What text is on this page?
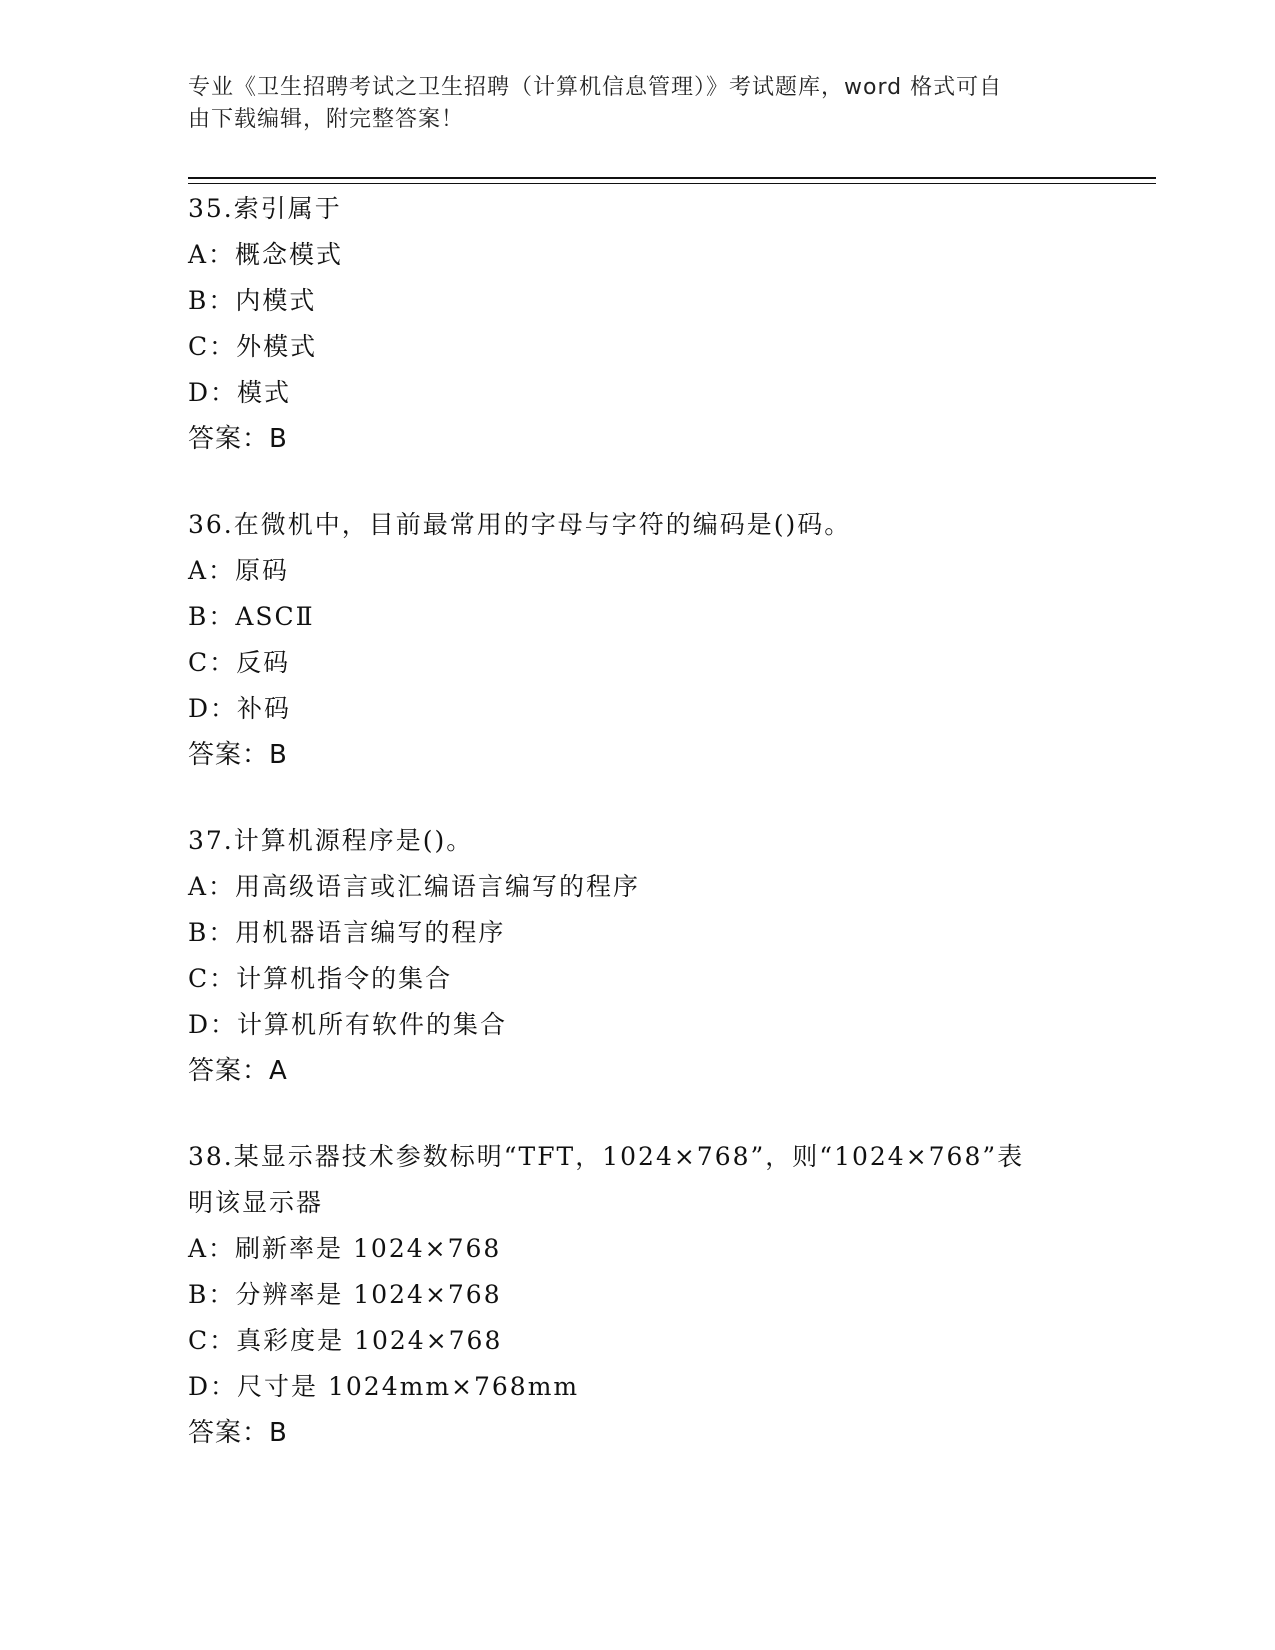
专业《卫生招聘考试之卫生招聘（计算机信息管理）》考试题库，word 格式可自
由下载编辑，附完整答案！
35.索引属于
A：概念模式
B：内模式
C：外模式
D：模式
答案：B
36.在微机中，目前最常用的字母与字符的编码是()码。
A：原码
B：ASCⅡ
C：反码
D：补码
答案：B
37.计算机源程序是()。
A：用高级语言或汇编语言编写的程序
B：用机器语言编写的程序
C：计算机指令的集合
D：计算机所有软件的集合
答案：A
38.某显示器技术参数标明“TFT，1024×768”，则“1024×768”表
明该显示器
A：刷新率是 1024×768
B：分辨率是 1024×768
C：真彩度是 1024×768
D：尺寸是 1024mm×768mm
答案：B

[WHAT THIS TASK INVOLVES]: From the material above, reproduce everything verbatim except the pictures.

[RESULT FOR THIS TASK]:
What text is on this page?
专业《卫生招聘考试之卫生招聘（计算机信息管理）》考试题库，word 格式可自
由下载编辑，附完整答案！
35.索引属于
A：概念模式
B：内模式
C：外模式
D：模式
答案：B
36.在微机中，目前最常用的字母与字符的编码是()码。
A：原码
B：ASCⅡ
C：反码
D：补码
答案：B
37.计算机源程序是()。
A：用高级语言或汇编语言编写的程序
B：用机器语言编写的程序
C：计算机指令的集合
D：计算机所有软件的集合
答案：A
38.某显示器技术参数标明“TFT，1024×768”，则“1024×768”表
明该显示器
A：刷新率是 1024×768
B：分辨率是 1024×768
C：真彩度是 1024×768
D：尺寸是 1024mm×768mm
答案：B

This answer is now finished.